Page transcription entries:
┌──

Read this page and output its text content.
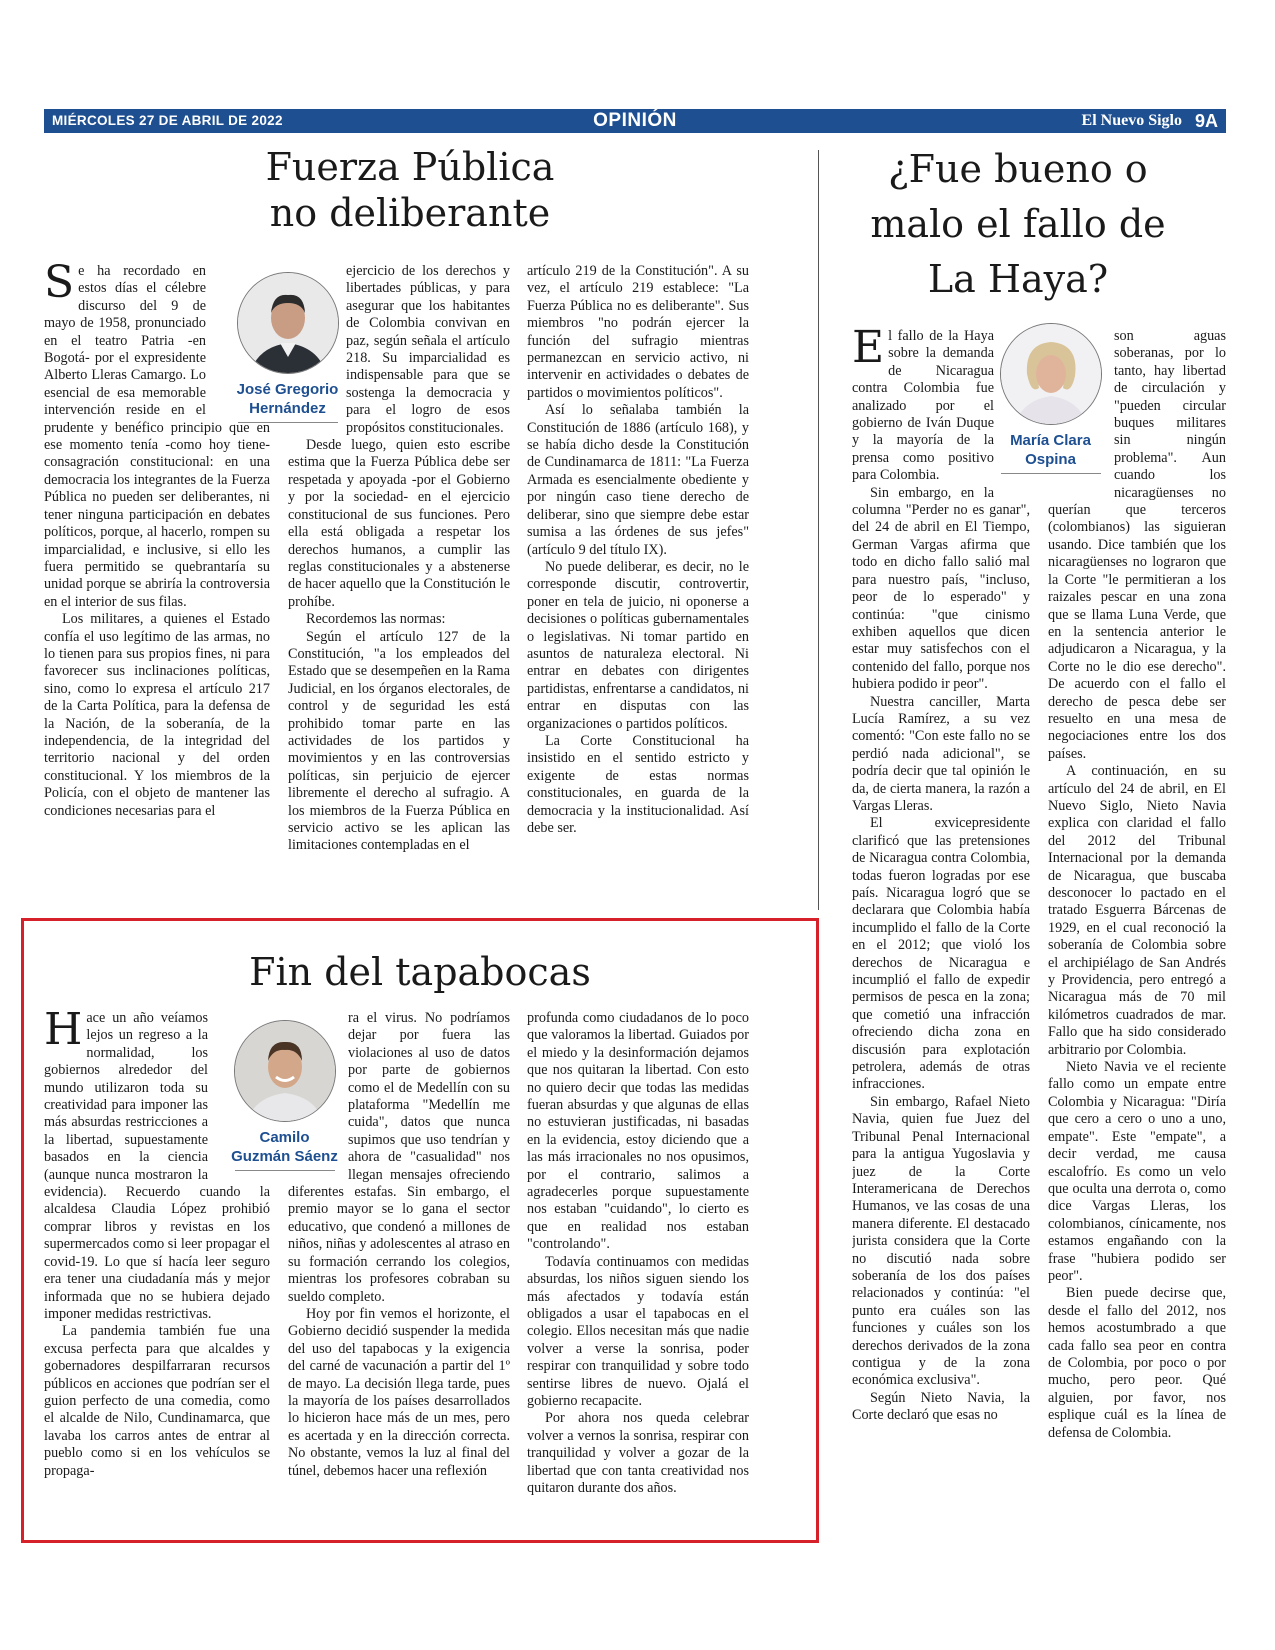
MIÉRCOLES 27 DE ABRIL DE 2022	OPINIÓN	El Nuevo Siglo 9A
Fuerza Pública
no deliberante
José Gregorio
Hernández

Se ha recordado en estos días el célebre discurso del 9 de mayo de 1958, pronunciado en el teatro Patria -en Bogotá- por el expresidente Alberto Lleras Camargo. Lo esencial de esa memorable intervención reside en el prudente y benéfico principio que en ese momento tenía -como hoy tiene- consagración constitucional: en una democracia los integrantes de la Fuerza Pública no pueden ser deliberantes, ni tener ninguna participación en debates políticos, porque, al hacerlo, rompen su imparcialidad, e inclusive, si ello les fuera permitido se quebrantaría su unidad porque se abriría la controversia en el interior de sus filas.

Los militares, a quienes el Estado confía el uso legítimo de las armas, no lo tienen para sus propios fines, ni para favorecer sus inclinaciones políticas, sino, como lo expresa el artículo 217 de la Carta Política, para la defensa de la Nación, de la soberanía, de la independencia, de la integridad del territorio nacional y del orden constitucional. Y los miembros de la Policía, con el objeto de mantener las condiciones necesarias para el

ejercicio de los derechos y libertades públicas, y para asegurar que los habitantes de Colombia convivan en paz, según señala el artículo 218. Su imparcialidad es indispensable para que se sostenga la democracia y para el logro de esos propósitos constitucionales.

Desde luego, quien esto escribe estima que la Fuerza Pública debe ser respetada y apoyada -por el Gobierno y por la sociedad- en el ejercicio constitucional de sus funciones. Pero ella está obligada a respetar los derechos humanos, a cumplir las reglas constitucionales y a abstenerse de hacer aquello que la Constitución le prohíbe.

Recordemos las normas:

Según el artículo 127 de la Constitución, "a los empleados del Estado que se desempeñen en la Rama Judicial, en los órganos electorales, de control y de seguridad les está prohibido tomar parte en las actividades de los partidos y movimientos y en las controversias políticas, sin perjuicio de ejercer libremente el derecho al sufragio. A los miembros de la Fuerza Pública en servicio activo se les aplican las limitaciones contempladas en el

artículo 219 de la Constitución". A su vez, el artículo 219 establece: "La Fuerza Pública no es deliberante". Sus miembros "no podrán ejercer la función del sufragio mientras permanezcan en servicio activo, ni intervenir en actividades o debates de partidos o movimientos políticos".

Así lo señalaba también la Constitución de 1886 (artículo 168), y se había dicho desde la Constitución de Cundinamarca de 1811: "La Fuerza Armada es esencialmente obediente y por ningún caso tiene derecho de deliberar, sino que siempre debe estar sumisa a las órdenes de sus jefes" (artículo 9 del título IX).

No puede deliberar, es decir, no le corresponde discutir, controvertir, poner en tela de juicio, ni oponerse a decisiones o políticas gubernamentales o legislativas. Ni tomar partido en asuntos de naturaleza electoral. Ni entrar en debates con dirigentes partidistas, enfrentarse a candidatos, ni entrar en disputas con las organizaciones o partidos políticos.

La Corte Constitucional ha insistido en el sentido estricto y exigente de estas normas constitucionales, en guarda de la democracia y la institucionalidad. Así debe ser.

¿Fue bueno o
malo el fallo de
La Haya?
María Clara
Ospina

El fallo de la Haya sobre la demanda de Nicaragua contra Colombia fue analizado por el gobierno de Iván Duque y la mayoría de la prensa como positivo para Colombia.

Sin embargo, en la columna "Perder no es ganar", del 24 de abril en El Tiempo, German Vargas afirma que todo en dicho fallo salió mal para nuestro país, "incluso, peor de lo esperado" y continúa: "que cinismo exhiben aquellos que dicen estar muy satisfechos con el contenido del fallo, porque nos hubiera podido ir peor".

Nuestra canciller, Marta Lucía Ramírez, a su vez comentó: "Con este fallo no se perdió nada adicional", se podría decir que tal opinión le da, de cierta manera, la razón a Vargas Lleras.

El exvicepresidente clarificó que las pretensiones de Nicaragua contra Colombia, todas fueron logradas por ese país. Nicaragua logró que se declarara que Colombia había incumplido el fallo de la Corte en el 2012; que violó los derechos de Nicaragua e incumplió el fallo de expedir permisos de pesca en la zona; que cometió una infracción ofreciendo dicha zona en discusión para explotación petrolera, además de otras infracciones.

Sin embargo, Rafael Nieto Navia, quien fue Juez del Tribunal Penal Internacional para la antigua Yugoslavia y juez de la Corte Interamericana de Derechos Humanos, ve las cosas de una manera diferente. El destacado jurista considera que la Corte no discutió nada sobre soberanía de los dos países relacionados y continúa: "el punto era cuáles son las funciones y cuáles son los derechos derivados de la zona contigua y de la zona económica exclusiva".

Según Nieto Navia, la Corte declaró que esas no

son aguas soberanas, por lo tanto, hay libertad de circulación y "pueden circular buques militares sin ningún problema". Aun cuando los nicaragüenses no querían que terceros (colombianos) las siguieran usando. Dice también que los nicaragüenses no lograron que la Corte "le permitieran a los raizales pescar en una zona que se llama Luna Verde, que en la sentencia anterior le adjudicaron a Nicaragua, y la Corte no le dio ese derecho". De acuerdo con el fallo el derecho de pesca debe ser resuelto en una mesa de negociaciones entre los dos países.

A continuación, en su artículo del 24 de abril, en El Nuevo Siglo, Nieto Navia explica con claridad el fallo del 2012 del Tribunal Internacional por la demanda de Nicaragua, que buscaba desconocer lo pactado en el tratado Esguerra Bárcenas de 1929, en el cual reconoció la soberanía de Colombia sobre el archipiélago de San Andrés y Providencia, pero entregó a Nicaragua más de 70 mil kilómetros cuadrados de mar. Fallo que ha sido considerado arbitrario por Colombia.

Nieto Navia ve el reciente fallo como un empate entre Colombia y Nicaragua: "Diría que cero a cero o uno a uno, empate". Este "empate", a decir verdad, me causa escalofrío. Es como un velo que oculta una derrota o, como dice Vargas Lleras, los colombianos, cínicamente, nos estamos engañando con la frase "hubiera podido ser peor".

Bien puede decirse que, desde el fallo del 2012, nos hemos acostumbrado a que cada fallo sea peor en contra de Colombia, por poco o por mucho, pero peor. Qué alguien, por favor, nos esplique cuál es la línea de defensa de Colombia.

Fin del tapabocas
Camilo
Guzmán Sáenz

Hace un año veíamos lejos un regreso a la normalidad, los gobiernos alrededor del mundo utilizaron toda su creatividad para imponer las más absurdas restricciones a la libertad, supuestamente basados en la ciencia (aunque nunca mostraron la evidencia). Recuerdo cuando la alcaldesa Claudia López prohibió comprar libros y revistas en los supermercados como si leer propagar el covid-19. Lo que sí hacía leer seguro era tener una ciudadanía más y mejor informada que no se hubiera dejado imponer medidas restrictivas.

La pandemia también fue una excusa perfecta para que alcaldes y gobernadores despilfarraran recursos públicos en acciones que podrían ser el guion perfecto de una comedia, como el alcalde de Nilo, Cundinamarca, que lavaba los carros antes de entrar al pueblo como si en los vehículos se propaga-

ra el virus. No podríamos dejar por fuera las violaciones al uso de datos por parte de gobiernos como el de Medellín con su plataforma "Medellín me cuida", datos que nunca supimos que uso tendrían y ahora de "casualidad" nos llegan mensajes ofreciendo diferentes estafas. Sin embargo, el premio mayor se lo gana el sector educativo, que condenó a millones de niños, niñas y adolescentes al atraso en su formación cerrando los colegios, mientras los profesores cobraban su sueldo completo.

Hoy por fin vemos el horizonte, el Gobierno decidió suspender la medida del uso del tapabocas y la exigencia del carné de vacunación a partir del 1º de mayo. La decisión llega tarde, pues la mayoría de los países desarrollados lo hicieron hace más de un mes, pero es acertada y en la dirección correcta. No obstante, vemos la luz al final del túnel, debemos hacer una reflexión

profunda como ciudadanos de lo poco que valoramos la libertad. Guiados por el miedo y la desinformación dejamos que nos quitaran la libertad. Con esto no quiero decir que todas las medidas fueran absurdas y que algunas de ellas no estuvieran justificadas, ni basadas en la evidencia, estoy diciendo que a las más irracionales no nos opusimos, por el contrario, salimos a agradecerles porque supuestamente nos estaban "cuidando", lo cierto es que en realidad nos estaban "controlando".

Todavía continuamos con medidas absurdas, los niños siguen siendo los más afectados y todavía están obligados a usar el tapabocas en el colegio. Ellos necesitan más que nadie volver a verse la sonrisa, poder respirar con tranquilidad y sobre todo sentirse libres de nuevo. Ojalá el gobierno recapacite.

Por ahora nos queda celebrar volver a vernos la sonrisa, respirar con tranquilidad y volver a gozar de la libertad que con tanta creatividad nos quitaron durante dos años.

└──

• [TASK ITEM] The total, and nothing more: how many lines in the entries contain "normas"?

• [ANSWER SECTION] 2